PROMPT
Produce an exact transcription of the listing below, omitting the pictures.

RECORDS SHOWN

— Start —

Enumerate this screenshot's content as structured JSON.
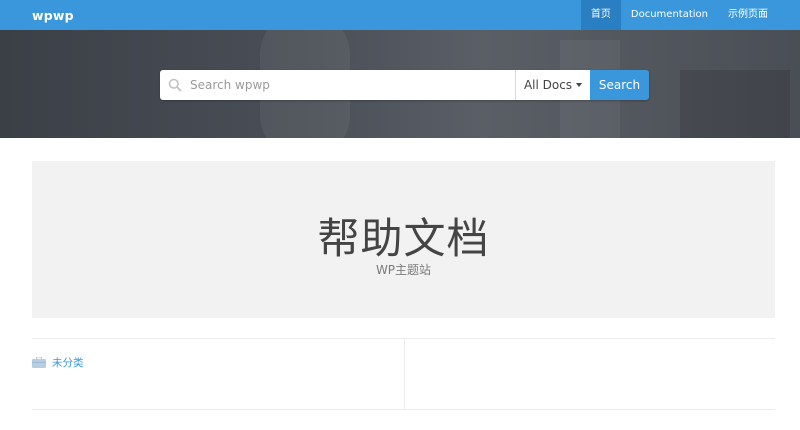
{
  "navbar": {
    "brand": "wpwp",
    "items": [
      {
        "label": "首页",
        "active": true
      },
      {
        "label": "Documentation",
        "active": false
      },
      {
        "label": "示例页面",
        "active": false
      }
    ]
  },
  "search": {
    "placeholder": "Search wpwp",
    "scope_label": "All Docs",
    "button_label": "Search"
  },
  "hero": {
    "title": "帮助文档",
    "subtitle": "WP主题站"
  },
  "categories": [
    {
      "label": "未分类",
      "icon": "folder-icon"
    }
  ],
  "colors": {
    "accent": "#3a97dc",
    "accent_dark": "#2a7fc2",
    "banner": "#4b5058",
    "panel": "#f2f2f2"
  }
}
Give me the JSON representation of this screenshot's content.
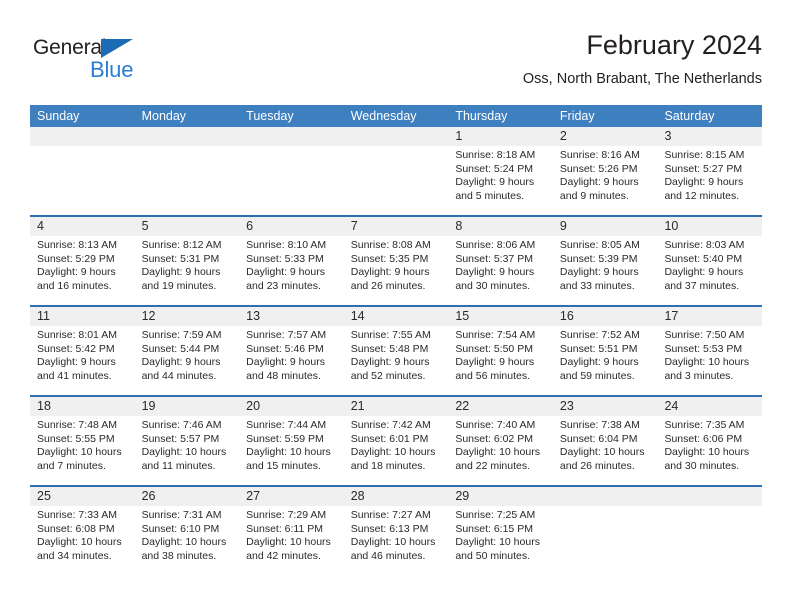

— End —

TASK RESULT
Enumerate this screenshot's content as structured JSON.
{
  "navbar": {
    "brand": "wpwp",
    "items": [
      {
        "label": "首页",
        "active": true
      },
      {
        "label": "Documentation",
        "active": false
      },
      {
        "label": "示例页面",
        "active": false
      }
    ]
  },
  "search": {
    "placeholder": "Search wpwp",
    "scope_label": "All Docs",
    "button_label": "Search"
  },
  "hero": {
    "title": "帮助文档",
    "subtitle": "WP主题站"
  },
  "categories": [
    {
      "label": "未分类",
      "icon": "folder-icon"
    }
  ],
  "colors": {
    "accent": "#3a97dc",
    "accent_dark": "#2a7fc2",
    "banner": "#4b5058",
    "panel": "#f2f2f2"
  }
}
Give me the JSON representation of this screenshot's content.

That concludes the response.